__AIM OF THE TASK__
Your task is to repeat the lines below exactly, excluding any pictures they contain.

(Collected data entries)
================================
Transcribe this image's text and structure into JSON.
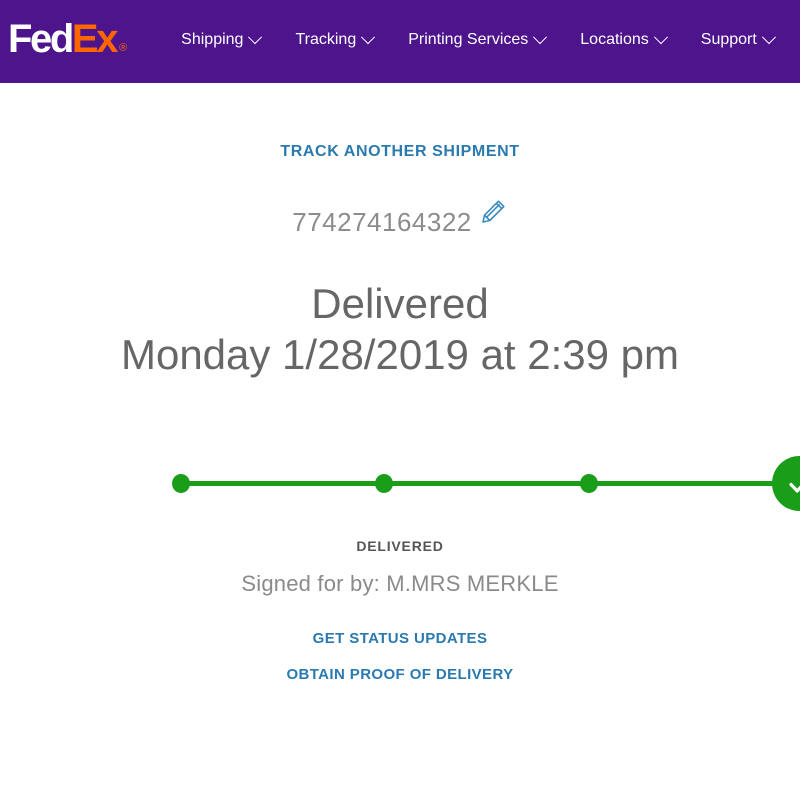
{
  "brand": {
    "logo_fed": "Fed",
    "logo_ex": "Ex",
    "logo_reg": "®",
    "purple": "#4D148C",
    "orange": "#FF6600",
    "link_blue": "#2A7AB0",
    "green": "#1A9E1A"
  },
  "nav": {
    "items": [
      {
        "label": "Shipping",
        "icon": "chevron-down-icon"
      },
      {
        "label": "Tracking",
        "icon": "chevron-down-icon"
      },
      {
        "label": "Printing Services",
        "icon": "chevron-down-icon"
      },
      {
        "label": "Locations",
        "icon": "chevron-down-icon"
      },
      {
        "label": "Support",
        "icon": "chevron-down-icon"
      }
    ]
  },
  "main": {
    "track_another_label": "TRACK ANOTHER SHIPMENT",
    "tracking_number": "774274164322",
    "edit_icon": "pencil-icon",
    "status_title": "Delivered",
    "status_date": "Monday 1/28/2019 at 2:39 pm",
    "progress": {
      "steps": [
        {
          "label": "",
          "state": "complete"
        },
        {
          "label": "",
          "state": "complete"
        },
        {
          "label": "",
          "state": "complete"
        }
      ],
      "final_step": {
        "label": "",
        "state": "complete",
        "icon": "check-icon"
      },
      "percent": 100
    },
    "delivered_label": "DELIVERED",
    "signed_for": "Signed for by: M.MRS MERKLE",
    "links": [
      {
        "label": "GET STATUS UPDATES"
      },
      {
        "label": "OBTAIN PROOF OF DELIVERY"
      }
    ]
  }
}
================================
__FULL SOLUTION__
Transcribe this image's text and structure into JSON.
{
  "brand": {
    "logo_fed": "Fed",
    "logo_ex": "Ex",
    "logo_reg": "®",
    "purple": "#4D148C",
    "orange": "#FF6600",
    "link_blue": "#2A7AB0",
    "green": "#1A9E1A"
  },
  "nav": {
    "items": [
      {
        "label": "Shipping",
        "icon": "chevron-down-icon"
      },
      {
        "label": "Tracking",
        "icon": "chevron-down-icon"
      },
      {
        "label": "Printing Services",
        "icon": "chevron-down-icon"
      },
      {
        "label": "Locations",
        "icon": "chevron-down-icon"
      },
      {
        "label": "Support",
        "icon": "chevron-down-icon"
      }
    ]
  },
  "main": {
    "track_another_label": "TRACK ANOTHER SHIPMENT",
    "tracking_number": "774274164322",
    "edit_icon": "pencil-icon",
    "status_title": "Delivered",
    "status_date": "Monday 1/28/2019 at 2:39 pm",
    "progress": {
      "steps": [
        {
          "label": "",
          "state": "complete"
        },
        {
          "label": "",
          "state": "complete"
        },
        {
          "label": "",
          "state": "complete"
        }
      ],
      "final_step": {
        "label": "",
        "state": "complete",
        "icon": "check-icon"
      },
      "percent": 100
    },
    "delivered_label": "DELIVERED",
    "signed_for": "Signed for by: M.MRS MERKLE",
    "links": [
      {
        "label": "GET STATUS UPDATES"
      },
      {
        "label": "OBTAIN PROOF OF DELIVERY"
      }
    ]
  }
}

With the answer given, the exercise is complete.